╔══
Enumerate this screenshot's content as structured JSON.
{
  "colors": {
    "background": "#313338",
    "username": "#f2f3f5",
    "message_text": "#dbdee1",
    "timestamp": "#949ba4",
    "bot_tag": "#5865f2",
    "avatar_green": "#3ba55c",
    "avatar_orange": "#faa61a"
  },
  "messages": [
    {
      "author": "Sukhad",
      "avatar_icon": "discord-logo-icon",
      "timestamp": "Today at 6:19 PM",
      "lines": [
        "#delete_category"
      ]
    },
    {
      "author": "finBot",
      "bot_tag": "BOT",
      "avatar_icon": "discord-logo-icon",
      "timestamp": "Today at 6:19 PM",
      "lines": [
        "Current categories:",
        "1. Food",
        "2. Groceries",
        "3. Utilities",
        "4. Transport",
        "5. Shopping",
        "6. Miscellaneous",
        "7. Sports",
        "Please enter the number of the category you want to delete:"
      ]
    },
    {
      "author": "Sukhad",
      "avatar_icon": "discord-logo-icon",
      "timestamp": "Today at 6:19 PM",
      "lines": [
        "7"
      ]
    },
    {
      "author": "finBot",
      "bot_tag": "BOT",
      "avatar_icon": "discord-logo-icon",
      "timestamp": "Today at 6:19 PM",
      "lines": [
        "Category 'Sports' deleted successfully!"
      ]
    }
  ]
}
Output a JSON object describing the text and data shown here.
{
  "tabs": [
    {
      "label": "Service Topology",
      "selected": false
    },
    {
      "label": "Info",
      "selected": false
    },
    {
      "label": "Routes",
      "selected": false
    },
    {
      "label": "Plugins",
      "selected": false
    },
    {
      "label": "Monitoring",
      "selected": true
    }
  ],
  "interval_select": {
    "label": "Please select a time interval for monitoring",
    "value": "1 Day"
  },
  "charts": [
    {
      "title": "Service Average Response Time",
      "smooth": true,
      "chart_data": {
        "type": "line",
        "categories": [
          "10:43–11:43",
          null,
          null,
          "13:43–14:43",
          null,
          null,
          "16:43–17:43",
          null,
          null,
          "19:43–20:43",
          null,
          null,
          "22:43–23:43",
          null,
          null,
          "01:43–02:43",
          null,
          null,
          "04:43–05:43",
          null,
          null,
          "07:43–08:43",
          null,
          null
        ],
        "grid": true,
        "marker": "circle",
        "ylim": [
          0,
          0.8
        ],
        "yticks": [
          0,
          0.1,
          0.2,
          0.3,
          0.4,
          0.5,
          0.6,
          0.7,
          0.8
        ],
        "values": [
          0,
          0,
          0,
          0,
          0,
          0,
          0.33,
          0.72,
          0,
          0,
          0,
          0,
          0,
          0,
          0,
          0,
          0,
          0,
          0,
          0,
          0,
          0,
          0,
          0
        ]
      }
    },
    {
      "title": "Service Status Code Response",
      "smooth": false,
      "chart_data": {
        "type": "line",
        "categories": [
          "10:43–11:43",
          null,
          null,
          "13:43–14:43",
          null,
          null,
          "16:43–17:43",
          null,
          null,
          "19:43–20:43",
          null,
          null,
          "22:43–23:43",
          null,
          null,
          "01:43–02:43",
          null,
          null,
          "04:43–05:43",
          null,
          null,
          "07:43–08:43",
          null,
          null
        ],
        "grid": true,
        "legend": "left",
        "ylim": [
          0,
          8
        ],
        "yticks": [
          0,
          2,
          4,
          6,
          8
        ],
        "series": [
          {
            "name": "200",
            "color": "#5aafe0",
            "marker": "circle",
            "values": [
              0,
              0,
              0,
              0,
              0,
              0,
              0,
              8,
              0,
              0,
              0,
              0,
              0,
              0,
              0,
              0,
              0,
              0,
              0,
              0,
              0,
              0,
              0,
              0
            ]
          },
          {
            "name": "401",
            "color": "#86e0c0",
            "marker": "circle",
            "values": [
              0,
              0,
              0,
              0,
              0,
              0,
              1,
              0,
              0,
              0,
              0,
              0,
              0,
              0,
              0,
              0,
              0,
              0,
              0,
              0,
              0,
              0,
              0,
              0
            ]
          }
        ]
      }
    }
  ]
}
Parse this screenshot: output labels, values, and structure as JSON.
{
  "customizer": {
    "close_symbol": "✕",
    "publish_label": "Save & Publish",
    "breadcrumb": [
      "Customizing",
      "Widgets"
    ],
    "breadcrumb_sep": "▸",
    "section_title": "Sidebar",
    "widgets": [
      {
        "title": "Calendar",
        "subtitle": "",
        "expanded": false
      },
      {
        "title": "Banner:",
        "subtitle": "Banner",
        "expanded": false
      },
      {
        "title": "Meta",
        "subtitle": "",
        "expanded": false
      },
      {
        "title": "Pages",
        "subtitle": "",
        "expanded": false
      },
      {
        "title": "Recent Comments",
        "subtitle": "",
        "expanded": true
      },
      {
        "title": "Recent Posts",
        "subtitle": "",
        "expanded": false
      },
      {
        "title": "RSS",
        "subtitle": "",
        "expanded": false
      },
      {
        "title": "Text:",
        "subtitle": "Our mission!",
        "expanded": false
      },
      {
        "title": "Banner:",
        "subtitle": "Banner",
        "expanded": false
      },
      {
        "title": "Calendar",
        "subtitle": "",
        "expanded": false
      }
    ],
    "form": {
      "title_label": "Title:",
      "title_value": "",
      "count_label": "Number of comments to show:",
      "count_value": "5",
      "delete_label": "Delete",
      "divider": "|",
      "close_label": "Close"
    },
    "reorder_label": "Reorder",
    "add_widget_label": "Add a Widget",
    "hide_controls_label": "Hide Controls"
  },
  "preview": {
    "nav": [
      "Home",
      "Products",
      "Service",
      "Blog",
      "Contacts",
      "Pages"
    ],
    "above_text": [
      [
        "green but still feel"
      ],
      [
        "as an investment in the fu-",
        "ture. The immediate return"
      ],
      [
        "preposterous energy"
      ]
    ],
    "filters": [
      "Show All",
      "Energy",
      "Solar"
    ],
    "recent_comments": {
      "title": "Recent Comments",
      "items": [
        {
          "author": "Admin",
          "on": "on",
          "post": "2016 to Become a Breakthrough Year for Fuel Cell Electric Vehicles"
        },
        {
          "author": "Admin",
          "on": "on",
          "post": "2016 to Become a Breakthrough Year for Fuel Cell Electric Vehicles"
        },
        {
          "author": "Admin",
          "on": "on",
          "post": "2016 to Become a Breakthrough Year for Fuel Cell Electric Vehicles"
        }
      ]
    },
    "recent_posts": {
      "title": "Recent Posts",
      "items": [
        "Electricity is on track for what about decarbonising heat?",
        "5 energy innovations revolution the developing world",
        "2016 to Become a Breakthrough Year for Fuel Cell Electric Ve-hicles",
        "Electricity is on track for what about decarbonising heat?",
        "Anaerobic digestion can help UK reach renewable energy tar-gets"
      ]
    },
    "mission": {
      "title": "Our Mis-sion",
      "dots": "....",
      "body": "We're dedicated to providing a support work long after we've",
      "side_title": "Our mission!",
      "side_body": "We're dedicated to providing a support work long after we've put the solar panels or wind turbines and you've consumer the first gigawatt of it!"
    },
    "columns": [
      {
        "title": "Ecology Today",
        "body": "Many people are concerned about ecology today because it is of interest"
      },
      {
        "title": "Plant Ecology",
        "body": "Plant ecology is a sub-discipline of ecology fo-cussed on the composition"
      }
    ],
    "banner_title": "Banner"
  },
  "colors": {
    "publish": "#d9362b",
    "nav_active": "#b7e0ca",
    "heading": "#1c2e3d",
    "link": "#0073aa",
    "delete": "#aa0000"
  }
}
╚══
◆ **THE PROBLEM**: Copy every record above exactly as it appears.

◆ **CORRECT RESULT**:
Enumerate this screenshot's content as structured JSON.
{
  "colors": {
    "background": "#313338",
    "username": "#f2f3f5",
    "message_text": "#dbdee1",
    "timestamp": "#949ba4",
    "bot_tag": "#5865f2",
    "avatar_green": "#3ba55c",
    "avatar_orange": "#faa61a"
  },
  "messages": [
    {
      "author": "Sukhad",
      "avatar_icon": "discord-logo-icon",
      "timestamp": "Today at 6:19 PM",
      "lines": [
        "#delete_category"
      ]
    },
    {
      "author": "finBot",
      "bot_tag": "BOT",
      "avatar_icon": "discord-logo-icon",
      "timestamp": "Today at 6:19 PM",
      "lines": [
        "Current categories:",
        "1. Food",
        "2. Groceries",
        "3. Utilities",
        "4. Transport",
        "5. Shopping",
        "6. Miscellaneous",
        "7. Sports",
        "Please enter the number of the category you want to delete:"
      ]
    },
    {
      "author": "Sukhad",
      "avatar_icon": "discord-logo-icon",
      "timestamp": "Today at 6:19 PM",
      "lines": [
        "7"
      ]
    },
    {
      "author": "finBot",
      "bot_tag": "BOT",
      "avatar_icon": "discord-logo-icon",
      "timestamp": "Today at 6:19 PM",
      "lines": [
        "Category 'Sports' deleted successfully!"
      ]
    }
  ]
}
Output a JSON object describing the text and data shown here.
{
  "tabs": [
    {
      "label": "Service Topology",
      "selected": false
    },
    {
      "label": "Info",
      "selected": false
    },
    {
      "label": "Routes",
      "selected": false
    },
    {
      "label": "Plugins",
      "selected": false
    },
    {
      "label": "Monitoring",
      "selected": true
    }
  ],
  "interval_select": {
    "label": "Please select a time interval for monitoring",
    "value": "1 Day"
  },
  "charts": [
    {
      "title": "Service Average Response Time",
      "smooth": true,
      "chart_data": {
        "type": "line",
        "categories": [
          "10:43–11:43",
          null,
          null,
          "13:43–14:43",
          null,
          null,
          "16:43–17:43",
          null,
          null,
          "19:43–20:43",
          null,
          null,
          "22:43–23:43",
          null,
          null,
          "01:43–02:43",
          null,
          null,
          "04:43–05:43",
          null,
          null,
          "07:43–08:43",
          null,
          null
        ],
        "grid": true,
        "marker": "circle",
        "ylim": [
          0,
          0.8
        ],
        "yticks": [
          0,
          0.1,
          0.2,
          0.3,
          0.4,
          0.5,
          0.6,
          0.7,
          0.8
        ],
        "values": [
          0,
          0,
          0,
          0,
          0,
          0,
          0.33,
          0.72,
          0,
          0,
          0,
          0,
          0,
          0,
          0,
          0,
          0,
          0,
          0,
          0,
          0,
          0,
          0,
          0
        ]
      }
    },
    {
      "title": "Service Status Code Response",
      "smooth": false,
      "chart_data": {
        "type": "line",
        "categories": [
          "10:43–11:43",
          null,
          null,
          "13:43–14:43",
          null,
          null,
          "16:43–17:43",
          null,
          null,
          "19:43–20:43",
          null,
          null,
          "22:43–23:43",
          null,
          null,
          "01:43–02:43",
          null,
          null,
          "04:43–05:43",
          null,
          null,
          "07:43–08:43",
          null,
          null
        ],
        "grid": true,
        "legend": "left",
        "ylim": [
          0,
          8
        ],
        "yticks": [
          0,
          2,
          4,
          6,
          8
        ],
        "series": [
          {
            "name": "200",
            "color": "#5aafe0",
            "marker": "circle",
            "values": [
              0,
              0,
              0,
              0,
              0,
              0,
              0,
              8,
              0,
              0,
              0,
              0,
              0,
              0,
              0,
              0,
              0,
              0,
              0,
              0,
              0,
              0,
              0,
              0
            ]
          },
          {
            "name": "401",
            "color": "#86e0c0",
            "marker": "circle",
            "values": [
              0,
              0,
              0,
              0,
              0,
              0,
              1,
              0,
              0,
              0,
              0,
              0,
              0,
              0,
              0,
              0,
              0,
              0,
              0,
              0,
              0,
              0,
              0,
              0
            ]
          }
        ]
      }
    }
  ]
}
Parse this screenshot: output labels, values, and structure as JSON.
{
  "customizer": {
    "close_symbol": "✕",
    "publish_label": "Save & Publish",
    "breadcrumb": [
      "Customizing",
      "Widgets"
    ],
    "breadcrumb_sep": "▸",
    "section_title": "Sidebar",
    "widgets": [
      {
        "title": "Calendar",
        "subtitle": "",
        "expanded": false
      },
      {
        "title": "Banner:",
        "subtitle": "Banner",
        "expanded": false
      },
      {
        "title": "Meta",
        "subtitle": "",
        "expanded": false
      },
      {
        "title": "Pages",
        "subtitle": "",
        "expanded": false
      },
      {
        "title": "Recent Comments",
        "subtitle": "",
        "expanded": true
      },
      {
        "title": "Recent Posts",
        "subtitle": "",
        "expanded": false
      },
      {
        "title": "RSS",
        "subtitle": "",
        "expanded": false
      },
      {
        "title": "Text:",
        "subtitle": "Our mission!",
        "expanded": false
      },
      {
        "title": "Banner:",
        "subtitle": "Banner",
        "expanded": false
      },
      {
        "title": "Calendar",
        "subtitle": "",
        "expanded": false
      }
    ],
    "form": {
      "title_label": "Title:",
      "title_value": "",
      "count_label": "Number of comments to show:",
      "count_value": "5",
      "delete_label": "Delete",
      "divider": "|",
      "close_label": "Close"
    },
    "reorder_label": "Reorder",
    "add_widget_label": "Add a Widget",
    "hide_controls_label": "Hide Controls"
  },
  "preview": {
    "nav": [
      "Home",
      "Products",
      "Service",
      "Blog",
      "Contacts",
      "Pages"
    ],
    "above_text": [
      [
        "green but still feel"
      ],
      [
        "as an investment in the fu-",
        "ture. The immediate return"
      ],
      [
        "preposterous energy"
      ]
    ],
    "filters": [
      "Show All",
      "Energy",
      "Solar"
    ],
    "recent_comments": {
      "title": "Recent Comments",
      "items": [
        {
          "author": "Admin",
          "on": "on",
          "post": "2016 to Become a Breakthrough Year for Fuel Cell Electric Vehicles"
        },
        {
          "author": "Admin",
          "on": "on",
          "post": "2016 to Become a Breakthrough Year for Fuel Cell Electric Vehicles"
        },
        {
          "author": "Admin",
          "on": "on",
          "post": "2016 to Become a Breakthrough Year for Fuel Cell Electric Vehicles"
        }
      ]
    },
    "recent_posts": {
      "title": "Recent Posts",
      "items": [
        "Electricity is on track for what about decarbonising heat?",
        "5 energy innovations revolution the developing world",
        "2016 to Become a Breakthrough Year for Fuel Cell Electric Ve-hicles",
        "Electricity is on track for what about decarbonising heat?",
        "Anaerobic digestion can help UK reach renewable energy tar-gets"
      ]
    },
    "mission": {
      "title": "Our Mis-sion",
      "dots": "....",
      "body": "We're dedicated to providing a support work long after we've",
      "side_title": "Our mission!",
      "side_body": "We're dedicated to providing a support work long after we've put the solar panels or wind turbines and you've consumer the first gigawatt of it!"
    },
    "columns": [
      {
        "title": "Ecology Today",
        "body": "Many people are concerned about ecology today because it is of interest"
      },
      {
        "title": "Plant Ecology",
        "body": "Plant ecology is a sub-discipline of ecology fo-cussed on the composition"
      }
    ],
    "banner_title": "Banner"
  },
  "colors": {
    "publish": "#d9362b",
    "nav_active": "#b7e0ca",
    "heading": "#1c2e3d",
    "link": "#0073aa",
    "delete": "#aa0000"
  }
}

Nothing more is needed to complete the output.